From the entries below, pull out each line where "ratio" appears.

══════════════════════════════

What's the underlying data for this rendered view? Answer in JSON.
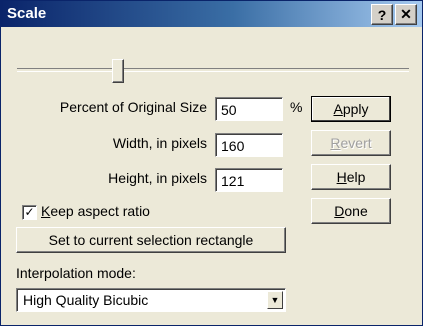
{
  "dialog": {
    "title": "Scale",
    "title_help": "?",
    "title_close": "✕",
    "percent_label": "Percent of Original Size",
    "percent_value": "50",
    "percent_unit": "%",
    "width_label": "Width, in pixels",
    "width_value": "160",
    "height_label": "Height, in pixels",
    "height_value": "121",
    "keep_aspect_label": "Keep aspect ratio",
    "keep_aspect_checked": true,
    "set_selection_label": "Set to current selection rectangle",
    "interp_label": "Interpolation mode:",
    "interp_value": "High Quality Bicubic",
    "slider_value_percent": 50
  },
  "buttons": {
    "apply": {
      "pre": "",
      "ul": "A",
      "post": "pply"
    },
    "revert": {
      "pre": "",
      "ul": "R",
      "post": "evert"
    },
    "help": {
      "pre": "",
      "ul": "H",
      "post": "elp"
    },
    "done": {
      "pre": "",
      "ul": "D",
      "post": "one"
    },
    "keep": {
      "ul": "K",
      "post": "eep aspect ratio"
    }
  },
  "colors": {
    "titlebar_start": "#0a246a",
    "titlebar_end": "#a6caf0",
    "face": "#ece9d8",
    "disabled_text": "#a0a0a0"
  },
  "icons": {
    "check": "✓",
    "dropdown": "▼"
  }
}
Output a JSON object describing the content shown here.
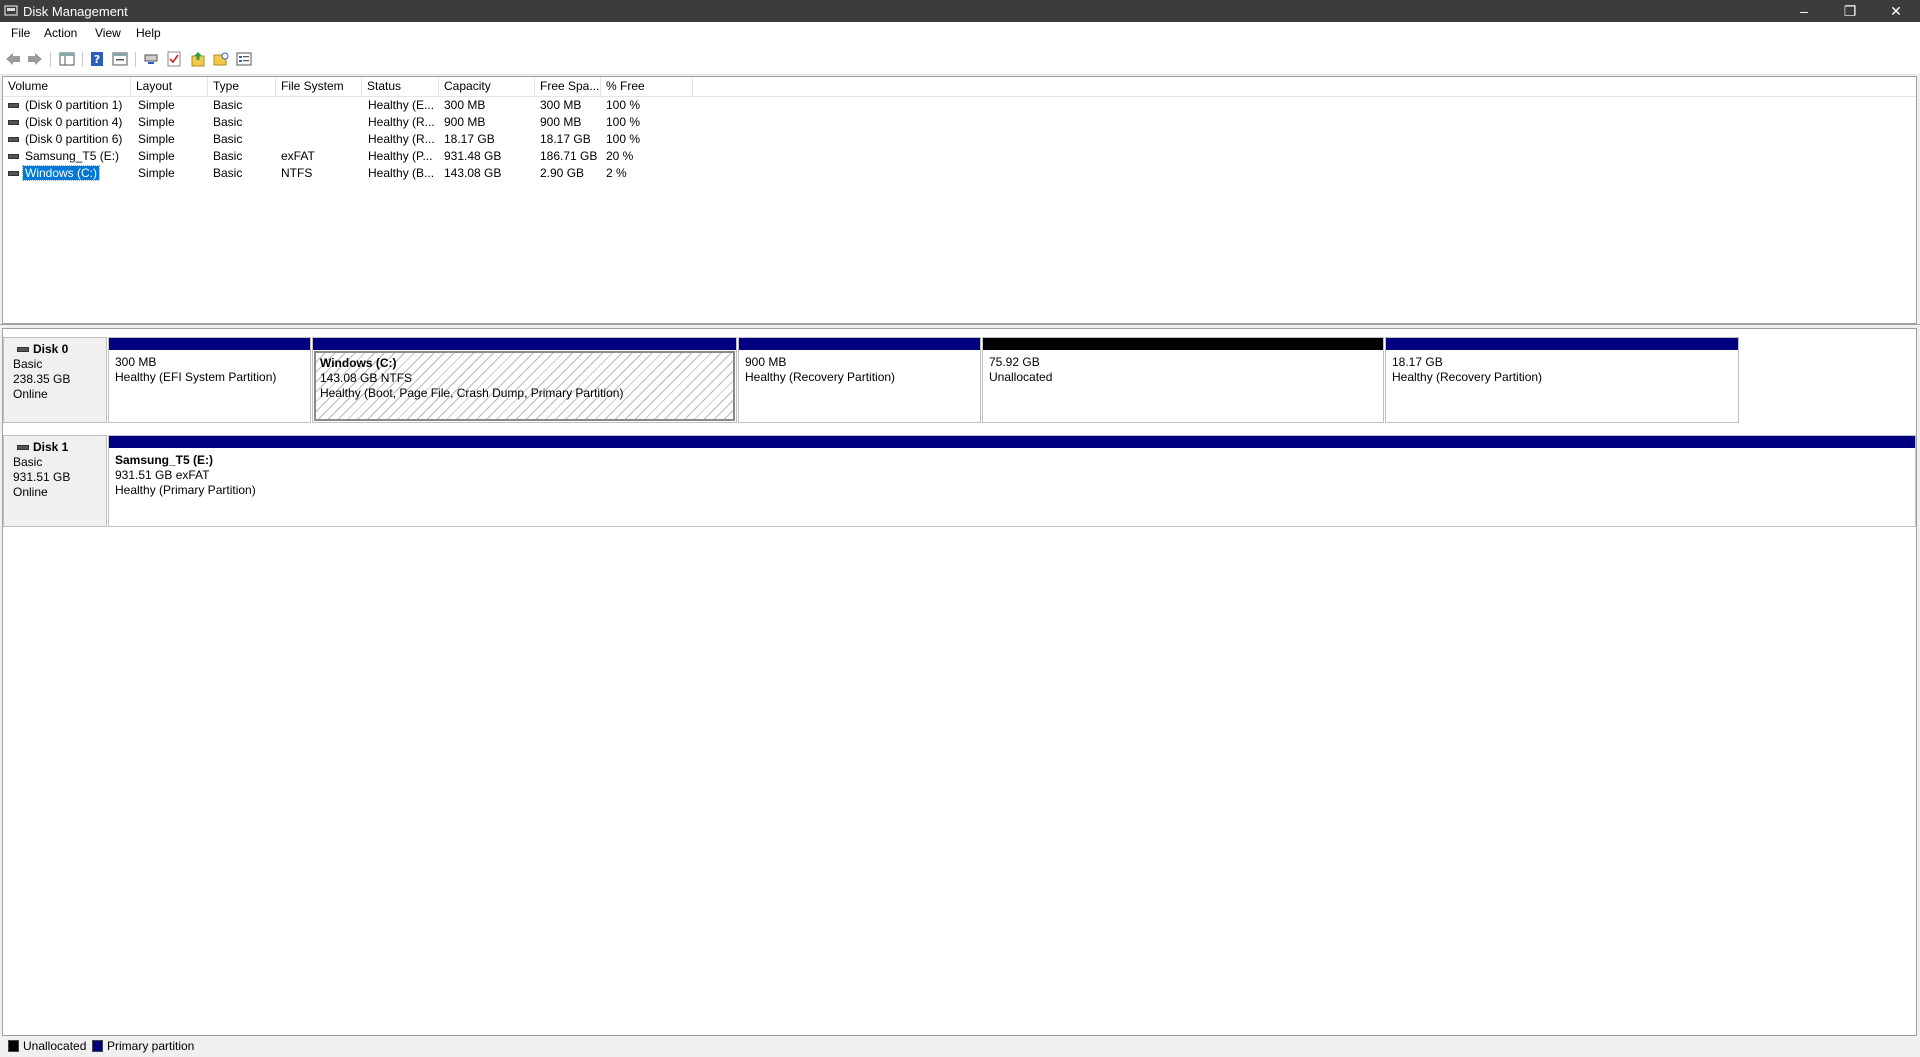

══════════════════════════════

Solution for this task ::
    "keep_aspect_label": "Keep aspect ratio",
      "post": "eep aspect ratio"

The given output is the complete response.